Start of Material for this exercise

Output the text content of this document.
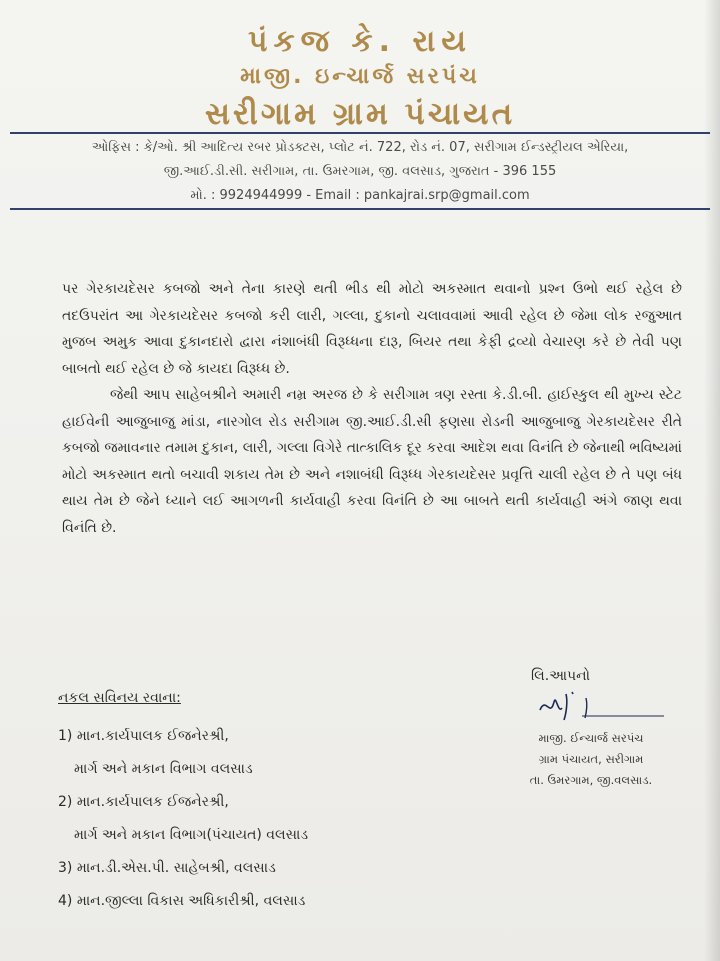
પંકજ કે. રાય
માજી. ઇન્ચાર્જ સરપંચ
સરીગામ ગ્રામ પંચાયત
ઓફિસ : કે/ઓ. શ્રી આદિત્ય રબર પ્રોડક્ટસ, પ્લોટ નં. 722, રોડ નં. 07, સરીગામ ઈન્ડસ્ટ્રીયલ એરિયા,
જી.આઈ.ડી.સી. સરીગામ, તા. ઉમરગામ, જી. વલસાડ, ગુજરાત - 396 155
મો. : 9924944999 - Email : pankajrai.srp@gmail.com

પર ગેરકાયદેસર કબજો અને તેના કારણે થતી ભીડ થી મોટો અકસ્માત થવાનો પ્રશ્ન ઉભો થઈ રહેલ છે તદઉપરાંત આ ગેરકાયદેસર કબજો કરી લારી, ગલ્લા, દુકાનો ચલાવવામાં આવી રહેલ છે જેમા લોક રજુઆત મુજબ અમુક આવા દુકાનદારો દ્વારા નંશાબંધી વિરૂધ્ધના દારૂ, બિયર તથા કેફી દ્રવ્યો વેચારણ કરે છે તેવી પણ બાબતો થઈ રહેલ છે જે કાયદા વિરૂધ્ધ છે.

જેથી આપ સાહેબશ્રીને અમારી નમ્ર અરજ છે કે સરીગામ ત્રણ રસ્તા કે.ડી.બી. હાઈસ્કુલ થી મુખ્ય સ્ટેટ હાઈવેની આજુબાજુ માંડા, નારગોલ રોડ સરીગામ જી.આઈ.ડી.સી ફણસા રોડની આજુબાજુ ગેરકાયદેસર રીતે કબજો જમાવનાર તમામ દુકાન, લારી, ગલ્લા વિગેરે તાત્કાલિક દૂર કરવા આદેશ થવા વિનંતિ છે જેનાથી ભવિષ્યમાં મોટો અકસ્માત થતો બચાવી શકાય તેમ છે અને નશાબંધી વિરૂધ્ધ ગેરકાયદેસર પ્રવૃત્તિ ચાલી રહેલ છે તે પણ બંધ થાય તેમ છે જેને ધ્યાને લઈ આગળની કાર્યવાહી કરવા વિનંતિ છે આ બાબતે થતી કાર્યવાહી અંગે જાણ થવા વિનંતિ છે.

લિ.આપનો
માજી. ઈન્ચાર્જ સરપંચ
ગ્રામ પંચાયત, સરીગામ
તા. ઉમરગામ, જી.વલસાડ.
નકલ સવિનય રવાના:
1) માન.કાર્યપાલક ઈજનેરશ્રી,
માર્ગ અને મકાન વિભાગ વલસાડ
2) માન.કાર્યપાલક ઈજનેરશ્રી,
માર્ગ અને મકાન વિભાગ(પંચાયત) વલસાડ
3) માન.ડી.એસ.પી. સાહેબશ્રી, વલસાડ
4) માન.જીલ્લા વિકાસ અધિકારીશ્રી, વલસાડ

End of Material for this exercise
Start of Material for this exercise

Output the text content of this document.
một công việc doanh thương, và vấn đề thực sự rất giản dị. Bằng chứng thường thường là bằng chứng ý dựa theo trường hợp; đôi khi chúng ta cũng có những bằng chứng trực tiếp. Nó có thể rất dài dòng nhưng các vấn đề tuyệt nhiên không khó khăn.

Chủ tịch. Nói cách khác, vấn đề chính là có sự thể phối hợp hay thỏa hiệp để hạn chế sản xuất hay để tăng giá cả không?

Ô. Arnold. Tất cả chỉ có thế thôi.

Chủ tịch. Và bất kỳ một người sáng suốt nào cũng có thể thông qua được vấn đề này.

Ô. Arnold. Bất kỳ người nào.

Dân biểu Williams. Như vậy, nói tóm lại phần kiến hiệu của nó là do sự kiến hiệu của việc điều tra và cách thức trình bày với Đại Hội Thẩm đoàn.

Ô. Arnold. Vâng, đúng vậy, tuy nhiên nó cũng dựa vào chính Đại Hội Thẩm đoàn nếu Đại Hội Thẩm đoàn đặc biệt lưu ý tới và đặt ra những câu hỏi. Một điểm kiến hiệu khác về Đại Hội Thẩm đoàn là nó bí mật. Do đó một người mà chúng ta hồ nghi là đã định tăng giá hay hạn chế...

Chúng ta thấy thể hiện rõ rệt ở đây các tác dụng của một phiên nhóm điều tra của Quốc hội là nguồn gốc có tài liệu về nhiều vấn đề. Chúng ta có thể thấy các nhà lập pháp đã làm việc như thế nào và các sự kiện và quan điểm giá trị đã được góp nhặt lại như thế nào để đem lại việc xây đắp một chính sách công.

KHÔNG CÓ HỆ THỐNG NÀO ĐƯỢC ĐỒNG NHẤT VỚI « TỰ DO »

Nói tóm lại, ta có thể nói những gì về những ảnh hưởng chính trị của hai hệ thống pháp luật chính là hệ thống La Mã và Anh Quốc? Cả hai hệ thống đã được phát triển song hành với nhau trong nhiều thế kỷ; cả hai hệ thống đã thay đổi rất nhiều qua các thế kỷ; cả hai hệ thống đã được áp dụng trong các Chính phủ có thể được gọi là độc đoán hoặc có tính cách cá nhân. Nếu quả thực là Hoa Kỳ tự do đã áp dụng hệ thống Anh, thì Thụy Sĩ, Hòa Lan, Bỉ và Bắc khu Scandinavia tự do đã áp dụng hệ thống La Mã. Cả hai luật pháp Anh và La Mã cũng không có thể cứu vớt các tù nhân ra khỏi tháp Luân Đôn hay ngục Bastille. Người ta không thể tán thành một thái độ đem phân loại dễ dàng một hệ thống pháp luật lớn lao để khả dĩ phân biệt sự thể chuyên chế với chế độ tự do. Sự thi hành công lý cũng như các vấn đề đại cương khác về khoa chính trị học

End of Material for this exercise

▶ **The task**:
Show the lines from the data above that contain the string "pháp".

▶ **Correct output**:
Chúng ta thấy thể hiện rõ rệt ở đây các tác dụng của một phiên nhóm điều tra của Quốc hội là nguồn gốc có tài liệu về nhiều vấn đề. Chúng ta có thể thấy các nhà lập pháp đã làm việc như thế nào và các sự kiện và quan điểm giá trị đã được góp nhặt lại như thế nào để đem lại việc xây đắp một chính sách công.
Nói tóm lại, ta có thể nói những gì về những ảnh hưởng chính trị của hai hệ thống pháp luật chính là hệ thống La Mã và Anh Quốc? Cả hai hệ thống đã được phát triển song hành với nhau trong nhiều thế kỷ; cả hai hệ thống đã thay đổi rất nhiều qua các thế kỷ; cả hai hệ thống đã được áp dụng trong các Chính phủ có thể được gọi là độc đoán hoặc có tính cách cá nhân. Nếu quả thực là Hoa Kỳ tự do đã áp dụng hệ thống Anh, thì Thụy Sĩ, Hòa Lan, Bỉ và Bắc khu Scandinavia tự do đã áp dụng hệ thống La Mã. Cả hai luật pháp Anh và La Mã cũng không có thể cứu vớt các tù nhân ra khỏi tháp Luân Đôn hay ngục Bastille. Người ta không thể tán thành một thái độ đem phân loại dễ dàng một hệ thống pháp luật lớn lao để khả dĩ phân biệt sự thể chuyên chế với chế độ tự do. Sự thi hành công lý cũng như các vấn đề đại cương khác về khoa chính trị học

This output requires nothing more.